> MATERIAL:
● ● ●

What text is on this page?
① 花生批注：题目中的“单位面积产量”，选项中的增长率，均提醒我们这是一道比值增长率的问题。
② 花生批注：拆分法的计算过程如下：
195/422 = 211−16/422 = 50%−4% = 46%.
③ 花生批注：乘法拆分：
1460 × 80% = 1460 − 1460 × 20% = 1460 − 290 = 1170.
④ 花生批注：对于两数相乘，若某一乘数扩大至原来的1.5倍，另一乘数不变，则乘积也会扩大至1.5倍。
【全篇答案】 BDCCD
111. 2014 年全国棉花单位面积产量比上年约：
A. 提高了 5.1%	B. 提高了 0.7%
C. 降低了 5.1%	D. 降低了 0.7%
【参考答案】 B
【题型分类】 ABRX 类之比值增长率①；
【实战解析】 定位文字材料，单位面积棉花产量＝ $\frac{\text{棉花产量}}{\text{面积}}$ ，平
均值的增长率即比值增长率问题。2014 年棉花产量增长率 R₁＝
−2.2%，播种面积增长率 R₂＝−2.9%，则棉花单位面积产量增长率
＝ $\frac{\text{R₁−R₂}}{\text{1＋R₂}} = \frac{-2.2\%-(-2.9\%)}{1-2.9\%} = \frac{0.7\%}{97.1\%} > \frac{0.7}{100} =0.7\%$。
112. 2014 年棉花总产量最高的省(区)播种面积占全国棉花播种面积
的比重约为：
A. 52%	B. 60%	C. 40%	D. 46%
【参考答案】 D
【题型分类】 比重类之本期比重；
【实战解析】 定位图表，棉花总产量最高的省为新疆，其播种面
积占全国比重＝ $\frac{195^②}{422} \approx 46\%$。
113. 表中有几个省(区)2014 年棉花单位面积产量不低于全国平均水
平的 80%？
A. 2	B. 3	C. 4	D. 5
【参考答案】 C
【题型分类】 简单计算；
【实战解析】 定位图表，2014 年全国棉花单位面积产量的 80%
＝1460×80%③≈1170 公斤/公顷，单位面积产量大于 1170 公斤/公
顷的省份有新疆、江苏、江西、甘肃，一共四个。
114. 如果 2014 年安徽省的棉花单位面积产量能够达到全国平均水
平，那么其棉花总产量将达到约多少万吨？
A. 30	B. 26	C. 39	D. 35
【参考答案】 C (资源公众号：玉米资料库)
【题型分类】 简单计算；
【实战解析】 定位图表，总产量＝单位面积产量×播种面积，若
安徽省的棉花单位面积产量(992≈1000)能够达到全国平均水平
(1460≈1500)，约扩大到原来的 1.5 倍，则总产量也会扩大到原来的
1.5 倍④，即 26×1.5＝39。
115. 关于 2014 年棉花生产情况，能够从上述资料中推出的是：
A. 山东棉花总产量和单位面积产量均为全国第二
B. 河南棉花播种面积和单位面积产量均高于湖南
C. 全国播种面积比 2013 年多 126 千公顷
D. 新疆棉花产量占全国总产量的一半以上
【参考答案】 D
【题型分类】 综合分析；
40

● ● ●

> TASK TO COMPLETE: Return each line in the records that holds the string "frac".

> SOLUTION BELOW:
【实战解析】 定位文字材料，单位面积棉花产量＝ $\frac{\text{棉花产量}}{\text{面积}}$ ，平
＝ $\frac{\text{R₁−R₂}}{\text{1＋R₂}} = \frac{-2.2\%-(-2.9\%)}{1-2.9\%} = \frac{0.7\%}{97.1\%} > \frac{0.7}{100} =0.7\%$。
积占全国比重＝ $\frac{195^②}{422} \approx 46\%$。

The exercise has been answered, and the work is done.